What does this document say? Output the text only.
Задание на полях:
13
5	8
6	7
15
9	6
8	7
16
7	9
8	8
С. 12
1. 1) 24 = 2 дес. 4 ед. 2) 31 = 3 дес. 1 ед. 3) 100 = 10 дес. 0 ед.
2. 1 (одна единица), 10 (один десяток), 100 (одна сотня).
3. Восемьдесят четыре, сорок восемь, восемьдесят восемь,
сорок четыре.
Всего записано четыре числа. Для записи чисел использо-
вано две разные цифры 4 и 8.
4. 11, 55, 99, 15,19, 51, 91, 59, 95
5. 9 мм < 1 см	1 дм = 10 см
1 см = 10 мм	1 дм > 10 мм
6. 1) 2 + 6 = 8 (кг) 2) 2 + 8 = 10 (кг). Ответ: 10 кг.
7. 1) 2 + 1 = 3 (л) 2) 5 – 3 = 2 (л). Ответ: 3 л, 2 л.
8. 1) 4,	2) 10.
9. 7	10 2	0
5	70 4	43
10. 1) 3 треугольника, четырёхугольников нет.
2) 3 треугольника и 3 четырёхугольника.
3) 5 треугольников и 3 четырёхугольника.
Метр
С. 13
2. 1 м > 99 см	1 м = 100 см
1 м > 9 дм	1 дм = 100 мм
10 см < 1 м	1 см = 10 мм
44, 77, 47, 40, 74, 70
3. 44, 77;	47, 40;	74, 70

--

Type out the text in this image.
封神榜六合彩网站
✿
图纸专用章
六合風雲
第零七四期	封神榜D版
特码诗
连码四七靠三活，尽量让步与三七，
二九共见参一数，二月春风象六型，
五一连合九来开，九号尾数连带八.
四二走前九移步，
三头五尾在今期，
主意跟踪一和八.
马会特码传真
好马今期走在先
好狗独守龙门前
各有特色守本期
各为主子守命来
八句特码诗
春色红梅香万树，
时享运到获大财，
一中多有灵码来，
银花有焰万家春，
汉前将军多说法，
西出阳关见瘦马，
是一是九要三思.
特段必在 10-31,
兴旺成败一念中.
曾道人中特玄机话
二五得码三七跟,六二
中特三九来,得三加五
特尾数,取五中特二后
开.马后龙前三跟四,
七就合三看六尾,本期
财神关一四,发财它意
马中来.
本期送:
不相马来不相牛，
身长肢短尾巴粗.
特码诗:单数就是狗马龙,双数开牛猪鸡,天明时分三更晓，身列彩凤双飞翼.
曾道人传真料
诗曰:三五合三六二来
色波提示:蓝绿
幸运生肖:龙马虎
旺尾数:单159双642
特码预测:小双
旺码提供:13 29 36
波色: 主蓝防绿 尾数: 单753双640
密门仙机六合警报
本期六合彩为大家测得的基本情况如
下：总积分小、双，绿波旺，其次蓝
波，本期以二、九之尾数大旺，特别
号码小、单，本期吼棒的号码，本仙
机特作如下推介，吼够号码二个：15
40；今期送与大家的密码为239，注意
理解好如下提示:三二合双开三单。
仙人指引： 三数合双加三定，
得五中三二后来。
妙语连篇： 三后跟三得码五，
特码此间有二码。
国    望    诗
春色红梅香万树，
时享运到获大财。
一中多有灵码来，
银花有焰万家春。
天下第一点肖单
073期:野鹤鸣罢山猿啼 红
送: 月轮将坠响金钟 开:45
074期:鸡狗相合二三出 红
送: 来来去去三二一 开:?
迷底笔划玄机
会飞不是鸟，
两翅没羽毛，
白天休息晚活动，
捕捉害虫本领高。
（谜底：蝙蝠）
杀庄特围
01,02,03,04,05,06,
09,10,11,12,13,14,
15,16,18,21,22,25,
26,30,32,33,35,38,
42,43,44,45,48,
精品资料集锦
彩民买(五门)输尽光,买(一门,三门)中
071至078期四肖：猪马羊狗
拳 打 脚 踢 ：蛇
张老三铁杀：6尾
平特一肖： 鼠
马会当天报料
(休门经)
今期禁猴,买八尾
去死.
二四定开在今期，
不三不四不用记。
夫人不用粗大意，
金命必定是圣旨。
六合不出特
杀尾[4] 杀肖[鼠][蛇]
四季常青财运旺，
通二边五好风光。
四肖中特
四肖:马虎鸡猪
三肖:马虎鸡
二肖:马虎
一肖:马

** GOAL **
Using the listing above, pick out each line that contains the word "this", then copy it.

** ANSWER TO THE PROBLEM **
What does this document say? Output the text only.
Type out the text in this image.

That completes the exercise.